What you should do: Leaving out every picture, quote the data below exactly as it appears.

Exercise input:
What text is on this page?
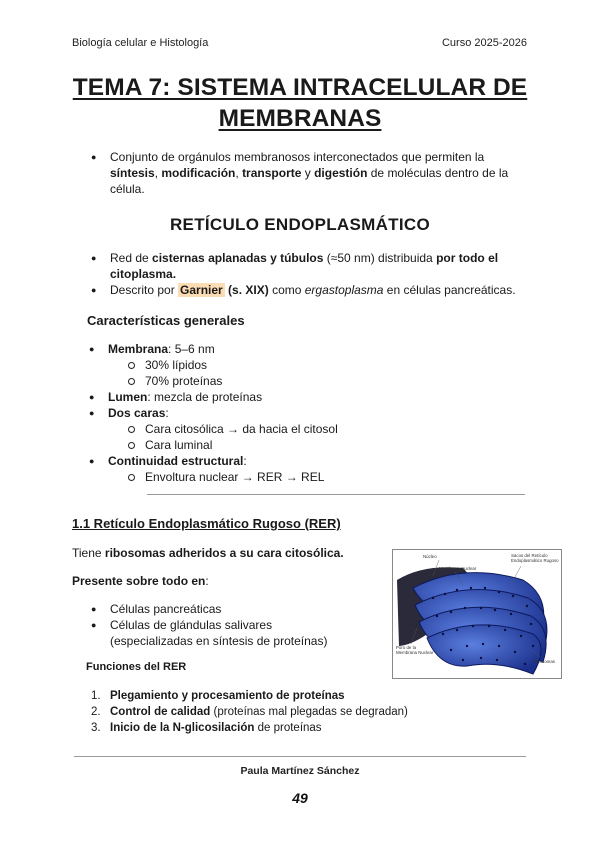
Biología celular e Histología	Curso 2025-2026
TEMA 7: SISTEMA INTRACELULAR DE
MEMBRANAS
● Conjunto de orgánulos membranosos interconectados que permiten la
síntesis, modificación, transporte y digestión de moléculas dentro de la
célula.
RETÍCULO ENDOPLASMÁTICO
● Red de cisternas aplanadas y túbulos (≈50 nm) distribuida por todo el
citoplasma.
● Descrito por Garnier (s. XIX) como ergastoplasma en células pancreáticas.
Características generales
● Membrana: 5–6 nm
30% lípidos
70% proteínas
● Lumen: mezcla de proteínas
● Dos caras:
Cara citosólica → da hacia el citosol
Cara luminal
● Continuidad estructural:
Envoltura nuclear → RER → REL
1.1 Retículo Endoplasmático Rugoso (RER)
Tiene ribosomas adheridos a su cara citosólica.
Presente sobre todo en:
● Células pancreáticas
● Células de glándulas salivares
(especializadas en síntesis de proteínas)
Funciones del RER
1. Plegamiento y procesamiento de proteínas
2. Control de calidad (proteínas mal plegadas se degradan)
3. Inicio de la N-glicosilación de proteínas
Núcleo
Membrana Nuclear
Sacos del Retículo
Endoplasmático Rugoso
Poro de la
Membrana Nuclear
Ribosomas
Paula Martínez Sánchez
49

Full answer:
What text is on this page?
Biología celular e Histología	Curso 2025-2026
TEMA 7: SISTEMA INTRACELULAR DE
MEMBRANAS
● Conjunto de orgánulos membranosos interconectados que permiten la
síntesis, modificación, transporte y digestión de moléculas dentro de la
célula.
RETÍCULO ENDOPLASMÁTICO
● Red de cisternas aplanadas y túbulos (≈50 nm) distribuida por todo el
citoplasma.
● Descrito por Garnier (s. XIX) como ergastoplasma en células pancreáticas.
Características generales
● Membrana: 5–6 nm
30% lípidos
70% proteínas
● Lumen: mezcla de proteínas
● Dos caras:
Cara citosólica → da hacia el citosol
Cara luminal
● Continuidad estructural:
Envoltura nuclear → RER → REL
1.1 Retículo Endoplasmático Rugoso (RER)
Tiene ribosomas adheridos a su cara citosólica.
Presente sobre todo en:
● Células pancreáticas
● Células de glándulas salivares
(especializadas en síntesis de proteínas)
Funciones del RER
1. Plegamiento y procesamiento de proteínas
2. Control de calidad (proteínas mal plegadas se degradan)
3. Inicio de la N-glicosilación de proteínas
Núcleo
Membrana Nuclear
Sacos del Retículo
Endoplasmático Rugoso
Poro de la
Membrana Nuclear
Ribosomas
Paula Martínez Sánchez
49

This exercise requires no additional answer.